• Stated goal: Keep every line where the word "permet" appears; drop the rest.

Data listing
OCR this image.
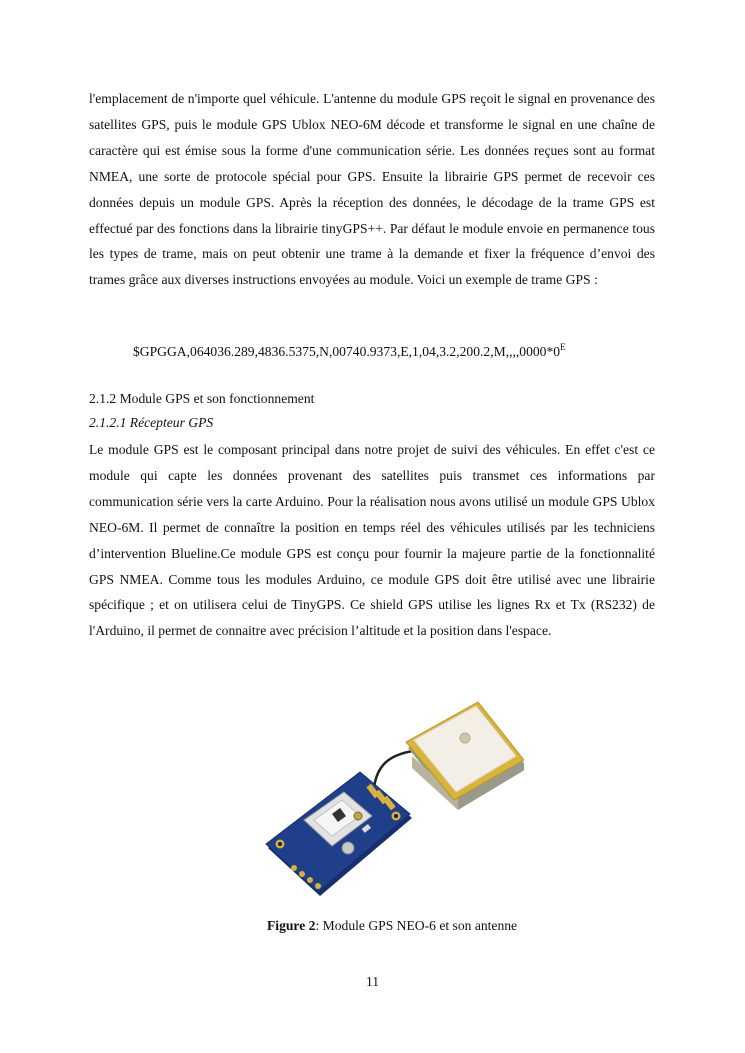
l'emplacement de n'importe quel véhicule. L'antenne du module GPS reçoit le signal en provenance des satellites GPS, puis le module GPS Ublox NEO-6M décode et transforme le signal en une chaîne de caractère qui est émise sous la forme d'une communication série. Les données reçues sont au format NMEA, une sorte de protocole spécial pour GPS. Ensuite la librairie GPS permet de recevoir ces données depuis un module GPS. Après la réception des données, le décodage de la trame GPS est effectué par des fonctions dans la librairie tinyGPS++. Par défaut le module envoie en permanence tous les types de trame, mais on peut obtenir une trame à la demande et fixer la fréquence d’envoi des trames grâce aux diverses instructions envoyées au module. Voici un exemple de trame GPS :

$\$GPGGA,064036.289,4836.5375,N,00740.9373,E,1,04,3.2,200.2,M,,,,0000*0^E$

2.1.2 Module GPS et son fonctionnement

2.1.2.1 Récepteur GPS

Le module GPS est le composant principal dans notre projet de suivi des véhicules. En effet c'est ce module qui capte les données provenant des satellites puis transmet ces informations par communication série vers la carte Arduino. Pour la réalisation nous avons utilisé un module GPS Ublox NEO-6M. Il permet de connaître la position en temps réel des véhicules utilisés par les techniciens d’intervention Blueline.Ce module GPS est conçu pour fournir la majeure partie de la fonctionnalité GPS NMEA. Comme tous les modules Arduino, ce module GPS doit être utilisé avec une librairie spécifique ; et on utilisera celui de TinyGPS. Ce shield GPS utilise les lignes Rx et Tx (RS232) de l'Arduino, il permet de connaitre avec précision l’altitude et la position dans l'espace.

Figure 2: Module GPS NEO-6 et son antenne
11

• Full output:
l'emplacement de n'importe quel véhicule. L'antenne du module GPS reçoit le signal en provenance des satellites GPS, puis le module GPS Ublox NEO-6M décode et transforme le signal en une chaîne de caractère qui est émise sous la forme d'une communication série. Les données reçues sont au format NMEA, une sorte de protocole spécial pour GPS. Ensuite la librairie GPS permet de recevoir ces données depuis un module GPS. Après la réception des données, le décodage de la trame GPS est effectué par des fonctions dans la librairie tinyGPS++. Par défaut le module envoie en permanence tous les types de trame, mais on peut obtenir une trame à la demande et fixer la fréquence d’envoi des trames grâce aux diverses instructions envoyées au module. Voici un exemple de trame GPS :
Le module GPS est le composant principal dans notre projet de suivi des véhicules. En effet c'est ce module qui capte les données provenant des satellites puis transmet ces informations par communication série vers la carte Arduino. Pour la réalisation nous avons utilisé un module GPS Ublox NEO-6M. Il permet de connaître la position en temps réel des véhicules utilisés par les techniciens d’intervention Blueline.Ce module GPS est conçu pour fournir la majeure partie de la fonctionnalité GPS NMEA. Comme tous les modules Arduino, ce module GPS doit être utilisé avec une librairie spécifique ; et on utilisera celui de TinyGPS. Ce shield GPS utilise les lignes Rx et Tx (RS232) de l'Arduino, il permet de connaitre avec précision l’altitude et la position dans l'espace.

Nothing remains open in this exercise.